#### [Job]
In the entries, find all lines that hold the word "Notre" and copy them.

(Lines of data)
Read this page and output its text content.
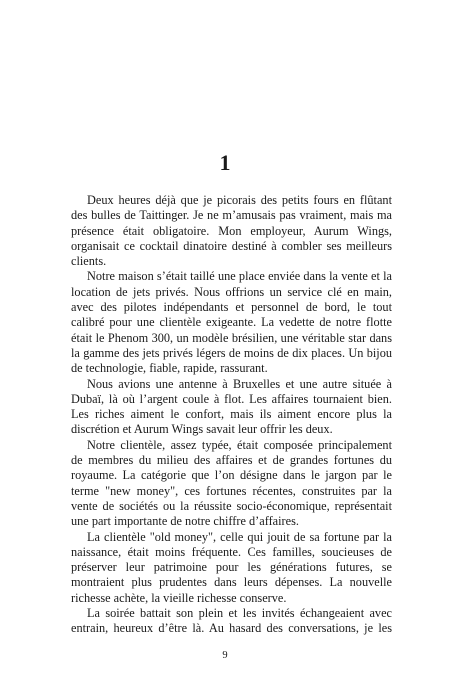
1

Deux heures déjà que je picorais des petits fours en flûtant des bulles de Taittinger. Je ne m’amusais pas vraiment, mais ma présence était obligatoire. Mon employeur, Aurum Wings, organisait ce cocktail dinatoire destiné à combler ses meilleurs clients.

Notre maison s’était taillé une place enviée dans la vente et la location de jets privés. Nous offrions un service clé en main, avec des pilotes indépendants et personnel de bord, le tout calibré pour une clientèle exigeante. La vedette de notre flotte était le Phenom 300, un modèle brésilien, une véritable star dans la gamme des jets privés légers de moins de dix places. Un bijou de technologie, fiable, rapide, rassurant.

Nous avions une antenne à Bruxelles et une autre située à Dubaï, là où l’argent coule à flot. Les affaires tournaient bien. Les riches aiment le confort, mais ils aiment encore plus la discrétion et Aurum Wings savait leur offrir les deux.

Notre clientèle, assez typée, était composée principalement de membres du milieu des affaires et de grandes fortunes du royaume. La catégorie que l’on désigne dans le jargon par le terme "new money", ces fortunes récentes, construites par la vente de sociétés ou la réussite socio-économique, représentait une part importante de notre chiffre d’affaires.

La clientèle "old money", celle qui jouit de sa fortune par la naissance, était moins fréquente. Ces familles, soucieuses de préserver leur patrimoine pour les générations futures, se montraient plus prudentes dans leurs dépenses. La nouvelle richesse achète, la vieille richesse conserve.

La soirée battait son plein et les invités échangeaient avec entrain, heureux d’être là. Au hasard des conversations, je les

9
--
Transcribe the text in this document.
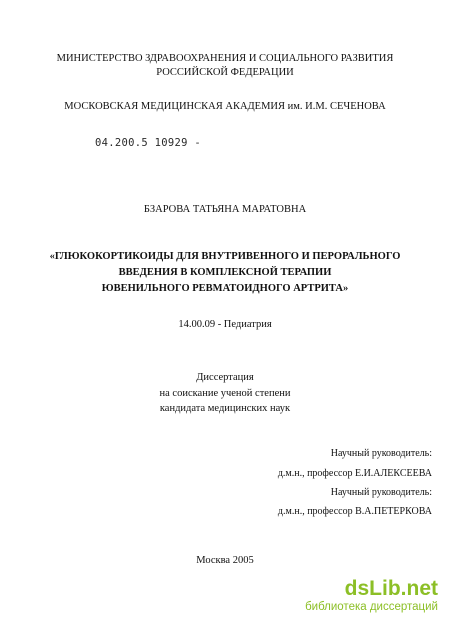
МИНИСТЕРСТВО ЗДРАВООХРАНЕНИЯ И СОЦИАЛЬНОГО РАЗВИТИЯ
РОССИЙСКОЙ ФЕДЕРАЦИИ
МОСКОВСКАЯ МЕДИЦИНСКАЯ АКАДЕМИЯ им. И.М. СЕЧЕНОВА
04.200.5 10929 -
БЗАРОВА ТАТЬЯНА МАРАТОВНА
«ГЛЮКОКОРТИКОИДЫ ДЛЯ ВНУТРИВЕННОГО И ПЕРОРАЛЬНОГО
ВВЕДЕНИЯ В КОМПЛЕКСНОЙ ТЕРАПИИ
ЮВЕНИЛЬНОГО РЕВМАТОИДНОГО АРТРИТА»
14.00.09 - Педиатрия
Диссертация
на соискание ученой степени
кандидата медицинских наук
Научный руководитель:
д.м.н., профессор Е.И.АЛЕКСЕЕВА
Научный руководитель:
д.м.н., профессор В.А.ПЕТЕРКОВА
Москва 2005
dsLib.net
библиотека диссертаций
...
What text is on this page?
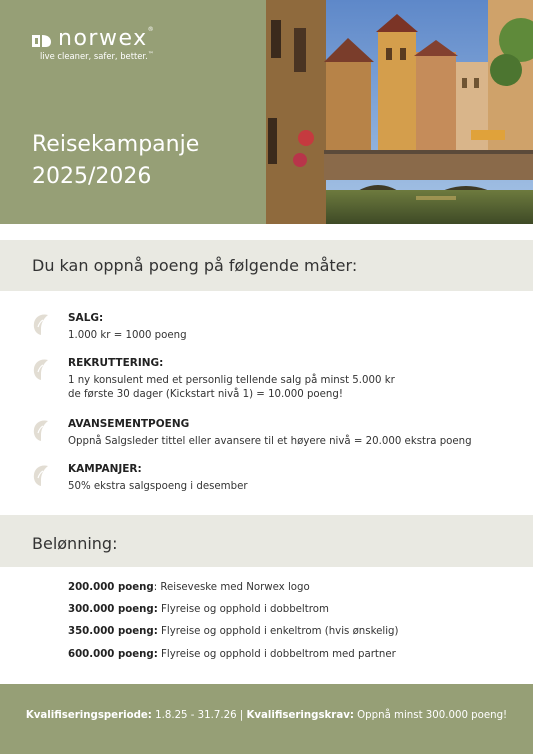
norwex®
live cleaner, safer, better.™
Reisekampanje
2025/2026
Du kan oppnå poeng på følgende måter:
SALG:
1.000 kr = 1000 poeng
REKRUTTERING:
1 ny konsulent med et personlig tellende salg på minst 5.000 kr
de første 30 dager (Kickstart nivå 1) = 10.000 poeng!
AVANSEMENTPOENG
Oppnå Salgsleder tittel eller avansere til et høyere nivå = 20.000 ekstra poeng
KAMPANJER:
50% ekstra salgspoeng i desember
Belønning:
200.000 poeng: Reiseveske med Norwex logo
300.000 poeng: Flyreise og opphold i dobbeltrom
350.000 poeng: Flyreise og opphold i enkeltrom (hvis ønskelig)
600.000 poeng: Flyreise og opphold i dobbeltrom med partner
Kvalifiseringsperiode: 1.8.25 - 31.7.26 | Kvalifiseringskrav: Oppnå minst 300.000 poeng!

#### [The solution]
Notre maison s’était taillé une place enviée dans la vente et la location de jets privés. Nous offrions un service clé en main, avec des pilotes indépendants et personnel de bord, le tout calibré pour une clientèle exigeante. La vedette de notre flotte était le Phenom 300, un modèle brésilien, une véritable star dans la gamme des jets privés légers de moins de dix places. Un bijou de technologie, fiable, rapide, rassurant.
Notre clientèle, assez typée, était composée principalement de membres du milieu des affaires et de grandes fortunes du royaume. La catégorie que l’on désigne dans le jargon par le terme "new money", ces fortunes récentes, construites par la vente de sociétés ou la réussite socio-économique, représentait une part importante de notre chiffre d’affaires.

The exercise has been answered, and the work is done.